• **Task instructions**
The entries below should be transcribed in their entirety, exactly as written.

(Figure content listings)
——————————

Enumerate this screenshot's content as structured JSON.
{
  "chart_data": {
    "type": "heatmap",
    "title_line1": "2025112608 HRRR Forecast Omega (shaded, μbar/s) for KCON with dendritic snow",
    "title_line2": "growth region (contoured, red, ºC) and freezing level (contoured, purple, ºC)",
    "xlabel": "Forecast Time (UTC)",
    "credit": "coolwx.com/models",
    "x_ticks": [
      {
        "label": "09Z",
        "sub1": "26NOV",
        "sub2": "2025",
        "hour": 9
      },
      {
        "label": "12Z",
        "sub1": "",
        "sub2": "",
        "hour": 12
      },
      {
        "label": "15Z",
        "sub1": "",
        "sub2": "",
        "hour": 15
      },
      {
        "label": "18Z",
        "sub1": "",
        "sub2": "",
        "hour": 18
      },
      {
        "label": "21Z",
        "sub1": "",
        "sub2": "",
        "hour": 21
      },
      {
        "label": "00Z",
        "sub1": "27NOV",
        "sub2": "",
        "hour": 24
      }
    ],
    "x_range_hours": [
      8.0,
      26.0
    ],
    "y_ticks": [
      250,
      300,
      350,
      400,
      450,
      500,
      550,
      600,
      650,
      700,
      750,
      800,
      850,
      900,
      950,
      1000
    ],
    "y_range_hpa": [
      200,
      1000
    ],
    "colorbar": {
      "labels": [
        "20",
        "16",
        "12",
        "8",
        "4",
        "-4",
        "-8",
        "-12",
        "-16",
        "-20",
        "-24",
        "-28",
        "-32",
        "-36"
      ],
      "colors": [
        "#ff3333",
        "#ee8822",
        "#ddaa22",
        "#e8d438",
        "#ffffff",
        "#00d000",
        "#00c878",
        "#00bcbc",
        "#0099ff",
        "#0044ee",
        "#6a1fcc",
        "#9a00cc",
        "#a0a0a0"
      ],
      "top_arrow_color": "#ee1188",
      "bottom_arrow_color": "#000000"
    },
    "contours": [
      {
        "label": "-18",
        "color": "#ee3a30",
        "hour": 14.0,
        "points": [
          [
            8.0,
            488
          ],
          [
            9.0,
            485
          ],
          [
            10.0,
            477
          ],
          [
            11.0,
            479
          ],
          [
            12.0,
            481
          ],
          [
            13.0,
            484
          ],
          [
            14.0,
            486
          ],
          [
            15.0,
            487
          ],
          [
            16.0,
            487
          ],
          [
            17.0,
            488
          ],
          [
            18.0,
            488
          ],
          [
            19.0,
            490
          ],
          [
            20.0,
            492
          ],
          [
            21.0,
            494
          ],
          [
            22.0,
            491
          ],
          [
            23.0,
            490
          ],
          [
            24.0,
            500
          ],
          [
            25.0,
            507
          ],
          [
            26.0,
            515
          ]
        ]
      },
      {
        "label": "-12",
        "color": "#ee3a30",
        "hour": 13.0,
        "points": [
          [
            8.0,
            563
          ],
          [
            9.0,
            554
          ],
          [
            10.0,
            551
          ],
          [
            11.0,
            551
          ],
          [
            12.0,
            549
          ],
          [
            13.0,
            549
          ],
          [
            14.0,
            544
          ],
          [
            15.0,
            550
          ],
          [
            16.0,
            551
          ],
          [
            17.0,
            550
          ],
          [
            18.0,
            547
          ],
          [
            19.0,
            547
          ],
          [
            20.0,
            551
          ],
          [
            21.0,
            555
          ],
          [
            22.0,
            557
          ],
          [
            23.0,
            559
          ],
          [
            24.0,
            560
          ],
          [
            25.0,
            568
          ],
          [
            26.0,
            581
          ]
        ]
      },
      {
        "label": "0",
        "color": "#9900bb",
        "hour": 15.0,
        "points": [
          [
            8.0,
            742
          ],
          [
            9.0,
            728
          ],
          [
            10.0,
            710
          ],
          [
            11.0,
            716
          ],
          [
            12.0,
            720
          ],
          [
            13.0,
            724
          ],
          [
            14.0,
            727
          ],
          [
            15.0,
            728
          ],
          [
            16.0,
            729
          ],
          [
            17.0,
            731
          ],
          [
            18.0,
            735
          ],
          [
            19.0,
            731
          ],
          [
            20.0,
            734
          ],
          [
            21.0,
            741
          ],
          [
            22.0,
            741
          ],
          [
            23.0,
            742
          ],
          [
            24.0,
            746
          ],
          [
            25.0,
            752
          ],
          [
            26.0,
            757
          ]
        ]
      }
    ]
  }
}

——————————

• **Result of this exercise**
Enumerate this screenshot's content as structured JSON.
{
  "chart_data": {
    "type": "heatmap",
    "title_line1": "2025112608 HRRR Forecast Omega (shaded, μbar/s) for KCON with dendritic snow",
    "title_line2": "growth region (contoured, red, ºC) and freezing level (contoured, purple, ºC)",
    "xlabel": "Forecast Time (UTC)",
    "credit": "coolwx.com/models",
    "x_ticks": [
      {
        "label": "09Z",
        "sub1": "26NOV",
        "sub2": "2025",
        "hour": 9
      },
      {
        "label": "12Z",
        "sub1": "",
        "sub2": "",
        "hour": 12
      },
      {
        "label": "15Z",
        "sub1": "",
        "sub2": "",
        "hour": 15
      },
      {
        "label": "18Z",
        "sub1": "",
        "sub2": "",
        "hour": 18
      },
      {
        "label": "21Z",
        "sub1": "",
        "sub2": "",
        "hour": 21
      },
      {
        "label": "00Z",
        "sub1": "27NOV",
        "sub2": "",
        "hour": 24
      }
    ],
    "x_range_hours": [
      8.0,
      26.0
    ],
    "y_ticks": [
      250,
      300,
      350,
      400,
      450,
      500,
      550,
      600,
      650,
      700,
      750,
      800,
      850,
      900,
      950,
      1000
    ],
    "y_range_hpa": [
      200,
      1000
    ],
    "colorbar": {
      "labels": [
        "20",
        "16",
        "12",
        "8",
        "4",
        "-4",
        "-8",
        "-12",
        "-16",
        "-20",
        "-24",
        "-28",
        "-32",
        "-36"
      ],
      "colors": [
        "#ff3333",
        "#ee8822",
        "#ddaa22",
        "#e8d438",
        "#ffffff",
        "#00d000",
        "#00c878",
        "#00bcbc",
        "#0099ff",
        "#0044ee",
        "#6a1fcc",
        "#9a00cc",
        "#a0a0a0"
      ],
      "top_arrow_color": "#ee1188",
      "bottom_arrow_color": "#000000"
    },
    "contours": [
      {
        "label": "-18",
        "color": "#ee3a30",
        "hour": 14.0,
        "points": [
          [
            8.0,
            488
          ],
          [
            9.0,
            485
          ],
          [
            10.0,
            477
          ],
          [
            11.0,
            479
          ],
          [
            12.0,
            481
          ],
          [
            13.0,
            484
          ],
          [
            14.0,
            486
          ],
          [
            15.0,
            487
          ],
          [
            16.0,
            487
          ],
          [
            17.0,
            488
          ],
          [
            18.0,
            488
          ],
          [
            19.0,
            490
          ],
          [
            20.0,
            492
          ],
          [
            21.0,
            494
          ],
          [
            22.0,
            491
          ],
          [
            23.0,
            490
          ],
          [
            24.0,
            500
          ],
          [
            25.0,
            507
          ],
          [
            26.0,
            515
          ]
        ]
      },
      {
        "label": "-12",
        "color": "#ee3a30",
        "hour": 13.0,
        "points": [
          [
            8.0,
            563
          ],
          [
            9.0,
            554
          ],
          [
            10.0,
            551
          ],
          [
            11.0,
            551
          ],
          [
            12.0,
            549
          ],
          [
            13.0,
            549
          ],
          [
            14.0,
            544
          ],
          [
            15.0,
            550
          ],
          [
            16.0,
            551
          ],
          [
            17.0,
            550
          ],
          [
            18.0,
            547
          ],
          [
            19.0,
            547
          ],
          [
            20.0,
            551
          ],
          [
            21.0,
            555
          ],
          [
            22.0,
            557
          ],
          [
            23.0,
            559
          ],
          [
            24.0,
            560
          ],
          [
            25.0,
            568
          ],
          [
            26.0,
            581
          ]
        ]
      },
      {
        "label": "0",
        "color": "#9900bb",
        "hour": 15.0,
        "points": [
          [
            8.0,
            742
          ],
          [
            9.0,
            728
          ],
          [
            10.0,
            710
          ],
          [
            11.0,
            716
          ],
          [
            12.0,
            720
          ],
          [
            13.0,
            724
          ],
          [
            14.0,
            727
          ],
          [
            15.0,
            728
          ],
          [
            16.0,
            729
          ],
          [
            17.0,
            731
          ],
          [
            18.0,
            735
          ],
          [
            19.0,
            731
          ],
          [
            20.0,
            734
          ],
          [
            21.0,
            741
          ],
          [
            22.0,
            741
          ],
          [
            23.0,
            742
          ],
          [
            24.0,
            746
          ],
          [
            25.0,
            752
          ],
          [
            26.0,
            757
          ]
        ]
      }
    ]
  }
}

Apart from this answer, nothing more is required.